Aim =>
Work through the entries below and report how many lines include "title". The number alone is the answer.

The data =>
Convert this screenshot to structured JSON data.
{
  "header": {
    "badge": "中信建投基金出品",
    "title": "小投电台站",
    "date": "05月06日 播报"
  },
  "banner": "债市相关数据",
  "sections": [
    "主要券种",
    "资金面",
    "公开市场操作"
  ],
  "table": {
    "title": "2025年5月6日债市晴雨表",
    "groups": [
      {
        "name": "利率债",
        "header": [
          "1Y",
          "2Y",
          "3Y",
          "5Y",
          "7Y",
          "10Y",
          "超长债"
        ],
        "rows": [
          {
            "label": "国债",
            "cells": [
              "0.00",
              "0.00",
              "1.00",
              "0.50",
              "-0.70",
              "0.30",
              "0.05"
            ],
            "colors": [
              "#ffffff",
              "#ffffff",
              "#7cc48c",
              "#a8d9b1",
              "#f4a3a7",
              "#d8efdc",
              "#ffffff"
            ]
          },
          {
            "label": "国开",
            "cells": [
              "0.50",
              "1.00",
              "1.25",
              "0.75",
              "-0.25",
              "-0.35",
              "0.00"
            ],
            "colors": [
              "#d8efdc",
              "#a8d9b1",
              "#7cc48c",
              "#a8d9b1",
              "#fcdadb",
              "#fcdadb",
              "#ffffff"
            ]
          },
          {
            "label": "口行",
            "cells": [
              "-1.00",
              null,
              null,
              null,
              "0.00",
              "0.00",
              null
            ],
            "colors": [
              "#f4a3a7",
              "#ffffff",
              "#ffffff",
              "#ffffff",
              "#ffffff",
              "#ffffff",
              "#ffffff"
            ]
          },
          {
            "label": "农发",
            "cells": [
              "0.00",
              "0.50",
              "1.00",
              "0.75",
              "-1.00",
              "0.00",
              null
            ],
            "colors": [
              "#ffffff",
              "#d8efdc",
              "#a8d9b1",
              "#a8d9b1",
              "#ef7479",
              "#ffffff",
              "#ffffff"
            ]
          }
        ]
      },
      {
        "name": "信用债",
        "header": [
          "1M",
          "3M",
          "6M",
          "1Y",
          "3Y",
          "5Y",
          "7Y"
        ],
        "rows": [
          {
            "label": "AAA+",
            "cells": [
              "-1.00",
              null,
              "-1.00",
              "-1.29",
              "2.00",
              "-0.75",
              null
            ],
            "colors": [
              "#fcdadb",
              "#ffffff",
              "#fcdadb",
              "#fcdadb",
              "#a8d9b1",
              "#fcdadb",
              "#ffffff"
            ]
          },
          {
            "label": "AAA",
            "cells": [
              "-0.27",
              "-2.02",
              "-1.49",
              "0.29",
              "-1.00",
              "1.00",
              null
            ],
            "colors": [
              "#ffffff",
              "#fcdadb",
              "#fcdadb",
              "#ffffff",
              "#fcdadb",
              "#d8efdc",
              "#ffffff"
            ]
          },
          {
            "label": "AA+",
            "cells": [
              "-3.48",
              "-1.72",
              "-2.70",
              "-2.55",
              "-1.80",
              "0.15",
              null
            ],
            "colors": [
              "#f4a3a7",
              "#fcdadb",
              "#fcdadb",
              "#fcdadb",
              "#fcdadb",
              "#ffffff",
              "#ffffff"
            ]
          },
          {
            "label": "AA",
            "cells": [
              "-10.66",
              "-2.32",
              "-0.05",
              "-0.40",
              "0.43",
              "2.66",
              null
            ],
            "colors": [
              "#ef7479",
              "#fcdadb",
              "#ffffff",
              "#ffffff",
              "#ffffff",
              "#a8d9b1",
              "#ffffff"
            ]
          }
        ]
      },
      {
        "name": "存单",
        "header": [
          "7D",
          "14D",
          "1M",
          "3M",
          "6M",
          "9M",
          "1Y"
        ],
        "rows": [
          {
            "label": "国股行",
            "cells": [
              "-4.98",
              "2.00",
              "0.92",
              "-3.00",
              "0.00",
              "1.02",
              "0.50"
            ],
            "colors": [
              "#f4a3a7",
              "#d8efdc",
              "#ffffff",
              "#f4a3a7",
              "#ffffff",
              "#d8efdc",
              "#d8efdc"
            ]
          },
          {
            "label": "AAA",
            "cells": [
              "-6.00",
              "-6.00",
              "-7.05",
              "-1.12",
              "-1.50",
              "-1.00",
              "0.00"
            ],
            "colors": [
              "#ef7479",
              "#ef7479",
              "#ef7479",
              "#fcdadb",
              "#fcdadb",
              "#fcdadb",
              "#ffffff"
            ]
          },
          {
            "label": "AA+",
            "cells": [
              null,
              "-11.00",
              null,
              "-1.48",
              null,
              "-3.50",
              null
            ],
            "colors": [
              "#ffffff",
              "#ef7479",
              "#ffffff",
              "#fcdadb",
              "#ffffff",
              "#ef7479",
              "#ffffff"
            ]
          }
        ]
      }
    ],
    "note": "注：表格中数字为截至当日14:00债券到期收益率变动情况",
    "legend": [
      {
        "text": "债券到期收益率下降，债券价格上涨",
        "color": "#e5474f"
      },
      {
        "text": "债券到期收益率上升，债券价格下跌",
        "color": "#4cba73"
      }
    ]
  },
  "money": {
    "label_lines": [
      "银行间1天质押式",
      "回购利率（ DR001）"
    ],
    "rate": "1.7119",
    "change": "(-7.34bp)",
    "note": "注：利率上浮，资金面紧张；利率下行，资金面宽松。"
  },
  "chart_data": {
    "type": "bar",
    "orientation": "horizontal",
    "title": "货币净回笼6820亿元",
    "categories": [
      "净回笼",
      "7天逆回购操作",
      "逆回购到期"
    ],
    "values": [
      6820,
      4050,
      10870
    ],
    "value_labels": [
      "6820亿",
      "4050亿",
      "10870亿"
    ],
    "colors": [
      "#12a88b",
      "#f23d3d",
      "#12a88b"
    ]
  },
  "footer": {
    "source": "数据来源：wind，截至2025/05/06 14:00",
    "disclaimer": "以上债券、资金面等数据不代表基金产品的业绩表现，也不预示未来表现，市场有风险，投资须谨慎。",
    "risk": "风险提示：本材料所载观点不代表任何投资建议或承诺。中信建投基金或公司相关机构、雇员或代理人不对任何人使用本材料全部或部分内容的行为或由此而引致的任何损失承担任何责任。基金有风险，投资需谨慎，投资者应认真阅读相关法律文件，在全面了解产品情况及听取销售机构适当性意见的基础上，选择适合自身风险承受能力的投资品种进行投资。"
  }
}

Result for this task =>
3